Restate the records that follow word for word; no pictures should appear.

□ □ □ □ □ □ □

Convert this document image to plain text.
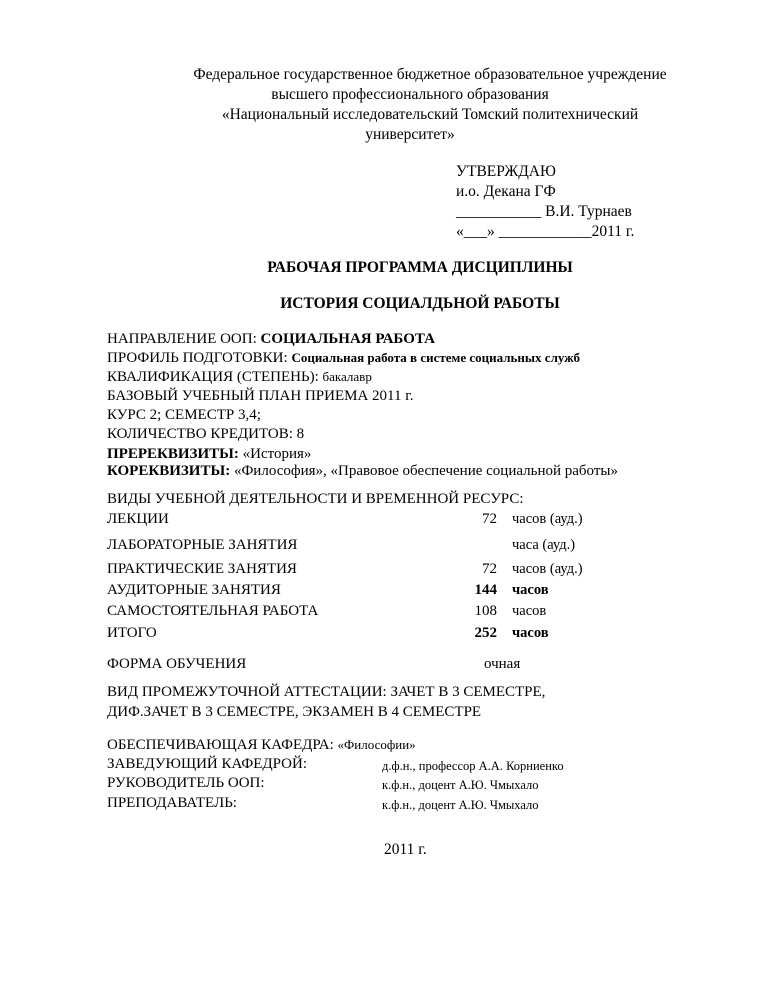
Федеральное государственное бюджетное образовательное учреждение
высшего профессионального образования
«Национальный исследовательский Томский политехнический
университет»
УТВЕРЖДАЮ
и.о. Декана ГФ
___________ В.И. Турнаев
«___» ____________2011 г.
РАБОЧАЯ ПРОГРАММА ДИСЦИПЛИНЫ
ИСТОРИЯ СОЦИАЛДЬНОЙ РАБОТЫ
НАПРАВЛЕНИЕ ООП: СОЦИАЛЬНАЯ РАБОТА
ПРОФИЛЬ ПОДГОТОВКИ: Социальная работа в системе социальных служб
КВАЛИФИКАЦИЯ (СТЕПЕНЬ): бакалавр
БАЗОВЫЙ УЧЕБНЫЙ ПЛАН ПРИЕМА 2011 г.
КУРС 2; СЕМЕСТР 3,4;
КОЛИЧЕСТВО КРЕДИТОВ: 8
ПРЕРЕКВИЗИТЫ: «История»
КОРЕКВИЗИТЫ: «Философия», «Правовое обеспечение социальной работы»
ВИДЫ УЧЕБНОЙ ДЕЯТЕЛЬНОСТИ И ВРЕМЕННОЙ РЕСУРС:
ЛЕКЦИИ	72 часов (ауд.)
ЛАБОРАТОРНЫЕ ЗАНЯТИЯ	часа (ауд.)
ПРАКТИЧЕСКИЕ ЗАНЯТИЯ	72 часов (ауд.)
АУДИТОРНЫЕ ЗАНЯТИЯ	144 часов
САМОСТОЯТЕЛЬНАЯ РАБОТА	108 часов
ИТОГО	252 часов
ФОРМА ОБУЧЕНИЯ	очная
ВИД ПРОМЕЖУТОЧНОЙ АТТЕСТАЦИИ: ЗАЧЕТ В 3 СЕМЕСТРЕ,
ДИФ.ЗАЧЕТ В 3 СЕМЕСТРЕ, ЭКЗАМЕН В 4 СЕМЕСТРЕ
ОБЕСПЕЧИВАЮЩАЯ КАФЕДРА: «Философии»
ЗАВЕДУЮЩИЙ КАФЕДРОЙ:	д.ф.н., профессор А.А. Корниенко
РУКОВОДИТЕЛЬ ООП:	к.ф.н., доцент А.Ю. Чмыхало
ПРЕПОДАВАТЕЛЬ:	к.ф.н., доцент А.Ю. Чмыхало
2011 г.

□ □ □ □ □ □ □

### Answer below
Convert this document image to plain text.
Федеральное государственное бюджетное образовательное учреждение
высшего профессионального образования
«Национальный исследовательский Томский политехнический
университет»
УТВЕРЖДАЮ
и.о. Декана ГФ
___________ В.И. Турнаев
«___» ____________2011 г.
РАБОЧАЯ ПРОГРАММА ДИСЦИПЛИНЫ
ИСТОРИЯ СОЦИАЛДЬНОЙ РАБОТЫ
НАПРАВЛЕНИЕ ООП: СОЦИАЛЬНАЯ РАБОТА
ПРОФИЛЬ ПОДГОТОВКИ: Социальная работа в системе социальных служб
КВАЛИФИКАЦИЯ (СТЕПЕНЬ): бакалавр
БАЗОВЫЙ УЧЕБНЫЙ ПЛАН ПРИЕМА 2011 г.
КУРС 2; СЕМЕСТР 3,4;
КОЛИЧЕСТВО КРЕДИТОВ: 8
ПРЕРЕКВИЗИТЫ: «История»
КОРЕКВИЗИТЫ: «Философия», «Правовое обеспечение социальной работы»
ВИДЫ УЧЕБНОЙ ДЕЯТЕЛЬНОСТИ И ВРЕМЕННОЙ РЕСУРС:
ЛЕКЦИИ	72 часов (ауд.)
ЛАБОРАТОРНЫЕ ЗАНЯТИЯ	часа (ауд.)
ПРАКТИЧЕСКИЕ ЗАНЯТИЯ	72 часов (ауд.)
АУДИТОРНЫЕ ЗАНЯТИЯ	144 часов
САМОСТОЯТЕЛЬНАЯ РАБОТА	108 часов
ИТОГО	252 часов
ФОРМА ОБУЧЕНИЯ	очная
ВИД ПРОМЕЖУТОЧНОЙ АТТЕСТАЦИИ: ЗАЧЕТ В 3 СЕМЕСТРЕ,
ДИФ.ЗАЧЕТ В 3 СЕМЕСТРЕ, ЭКЗАМЕН В 4 СЕМЕСТРЕ
ОБЕСПЕЧИВАЮЩАЯ КАФЕДРА: «Философии»
ЗАВЕДУЮЩИЙ КАФЕДРОЙ:	д.ф.н., профессор А.А. Корниенко
РУКОВОДИТЕЛЬ ООП:	к.ф.н., доцент А.Ю. Чмыхало
ПРЕПОДАВАТЕЛЬ:	к.ф.н., доцент А.Ю. Чмыхало
2011 г.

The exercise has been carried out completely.